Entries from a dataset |
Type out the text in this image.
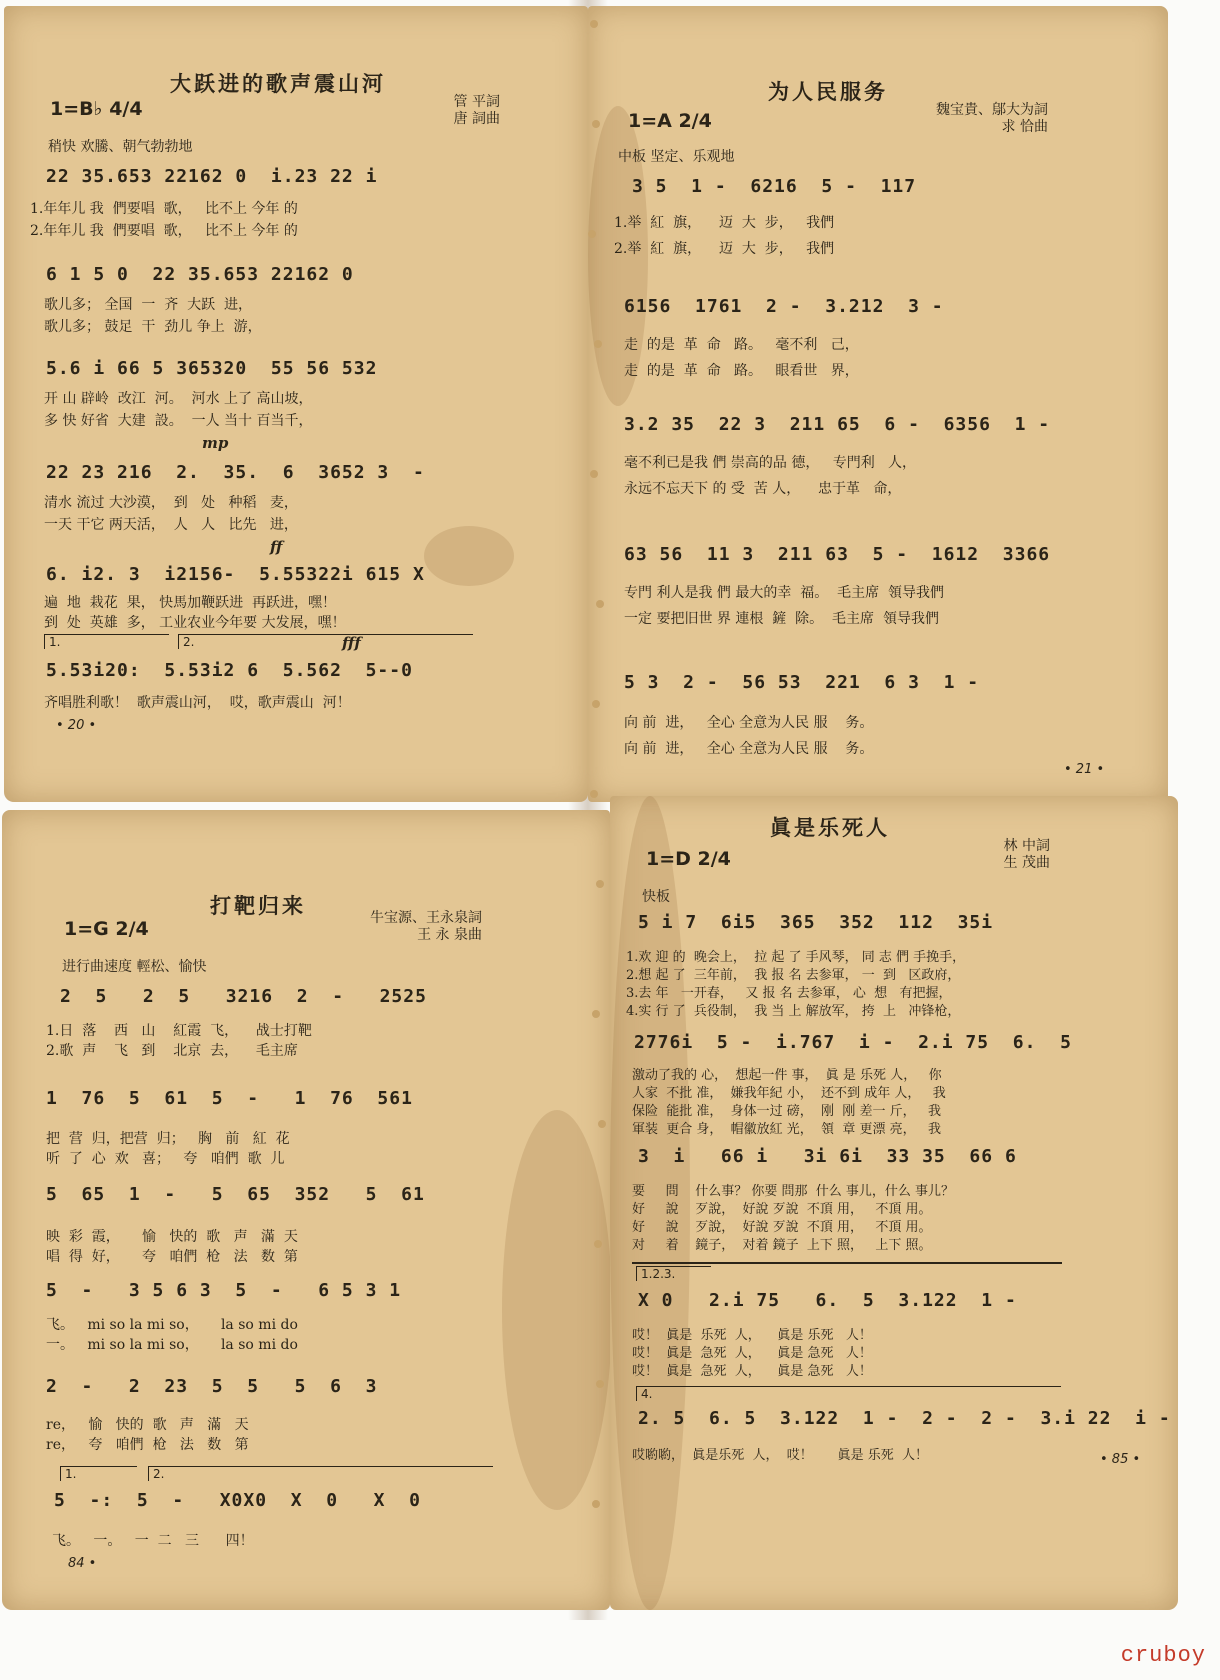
大跃进的歌声震山河
1=B♭ 4/4	管 平詞
唐 詞曲
稍快 欢騰、朝气勃勃地
22 35.653 22162 0  i.23 22 i
1.年年儿 我  們要唱  歌，   比不上 今年 的
2.年年儿 我  們要唱  歌，   比不上 今年 的
6 1 5 0  22 35.653 22162 0
歌儿多； 全国  一  齐  大跃  进，
歌儿多； 鼓足  干  劲儿 争上  游，
5.6 i 66 5 365320  55 56 532
开 山 辟岭  改江  河。  河水 上了 高山坡，
多 快 好省  大建  設。  一人 当十 百当千，
mp
22 23 216  2.  35.  6  3652 3  -
清水 流过 大沙漠，  到   处   种稻   麦，
一天 干它 两天活，  人   人   比先   进，
ff
6. i2. 3  i2156-  5.55322i 615 X
遍  地  栽花  果， 快馬加鞭跃进  再跃进，嘿！
到  处  英雄  多， 工业农业今年要 大发展，嘿！
1.	2.	fff
5.53i20:  5.53i2 6  5.562  5--0
齐唱胜利歌！  歌声震山河，  哎，歌声震山  河！
• 20 •
为人民服务
1=A 2/4	魏宝貴、鄔大为詞
求 恰曲
中板 坚定、乐观地
3 5  1 -  6216  5 -  117
1.举  紅  旗，    迈  大  步，   我們
2.举  紅  旗，    迈  大  步，   我們
6156  1761  2 -  3.212  3 -
走  的是  革  命   路。   毫不利   己，
走  的是  革  命   路。   眼看世   界，
3.2 35  22 3  211 65  6 -  6356  1 -
毫不利已是我 們 崇高的品 德，   专門利   人，
永远不忘天下 的 受  苦 人，    忠于革   命，
63 56  11 3  211 63  5 -  1612  3366
专門 利人是我 們 最大的幸  福。  毛主席  領导我們
一定 要把旧世 界 連根  鏟  除。  毛主席  領导我們
5 3  2 -  56 53  221  6 3  1 -
向 前  进，   全心 全意为人民 服    务。
向 前  进，   全心 全意为人民 服    务。
• 21 •
打靶归来
1=G 2/4	牛宝源、王永泉詞
王 永 泉曲
进行曲速度 輕松、愉快
2  5   2  5   3216  2  -   2525
1.日  落    西   山    紅霞  飞，    战士打靶
2.歌  声    飞   到    北京  去，    毛主席
1  76  5  61  5  -   1  76  561
把  营  归，把营  归；   胸   前   紅  花
听  了  心  欢   喜；   夸   咱們  歌  儿
5  65  1  -   5  65  352   5  61
映  彩  霞，     愉   快的  歌   声   滿  天
唱  得  好，     夸   咱們  枪   法   数  第
5  -   3 5 6 3  5  -   6 5 3 1
飞。   mi so la mi so，     la so mi do
一。   mi so la mi so，     la so mi do
2  -   2  23  5  5   5  6  3
re，   愉   快的  歌   声   滿   天
re，   夸   咱們  枪   法   数   第
1.	2.
5  -:  5  -   X0X0  X  0   X  0
飞。   一。   一  二   三      四！
84 •
眞是乐死人
1=D 2/4
林 中詞
生 茂曲
快板
5 i 7  6i5  365  352  112  35i
1.欢 迎 的  晚会上，  拉 起 了 手风琴， 同 志 們 手挽手，
2.想 起 了  三年前，  我 报 名 去参軍， 一  到   区政府，
3.去 年   一开春，   又 报 名 去参軍， 心  想   有把握，
4.实 行 了  兵役制，  我 当 上 解放军， 挎  上   冲锋枪，
2776i  5 -  i.767  i -  2.i 75  6.  5
激动了我的 心，  想起一件 事，  眞 是 乐死 人，   你
人家  不批 准，  嫌我年紀 小，  还不到 成年 人，   我
保险  能批 准，  身体一过 磅，  刚  刚 差一 斤，   我
軍装  更合 身，  帽徽放紅 光，  領  章 更漂 亮，   我
3  i   66 i   3i 6i  33 35  66 6
要     問    什么事？ 你要 問那  什么 事儿，什么 事儿？
好     說    歹說，  好說 歹說  不頂 用，   不頂 用。
好     說    歹說，  好說 歹說  不頂 用，   不頂 用。
对     着    鏡子，  对着 鏡子  上下 照，   上下 照。
1.2.3.
X 0   2.i 75   6.  5  3.122  1 -
哎！  眞是  乐死  人，    眞是 乐死   人！
哎！  眞是  急死  人，    眞是 急死   人！
哎！  眞是  急死  人，    眞是 急死   人！
4.
2. 5  6. 5  3.122  1 -  2 -  2 -  3.i 22  i -
哎喲喲，  眞是乐死  人，  哎！      眞是 乐死  人！	• 85 •
cruboy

SHORT PROBLEM | Above are some records. Report the number of their lines that include "領导我們", and add nothing else.

WORKED ANSWER | 2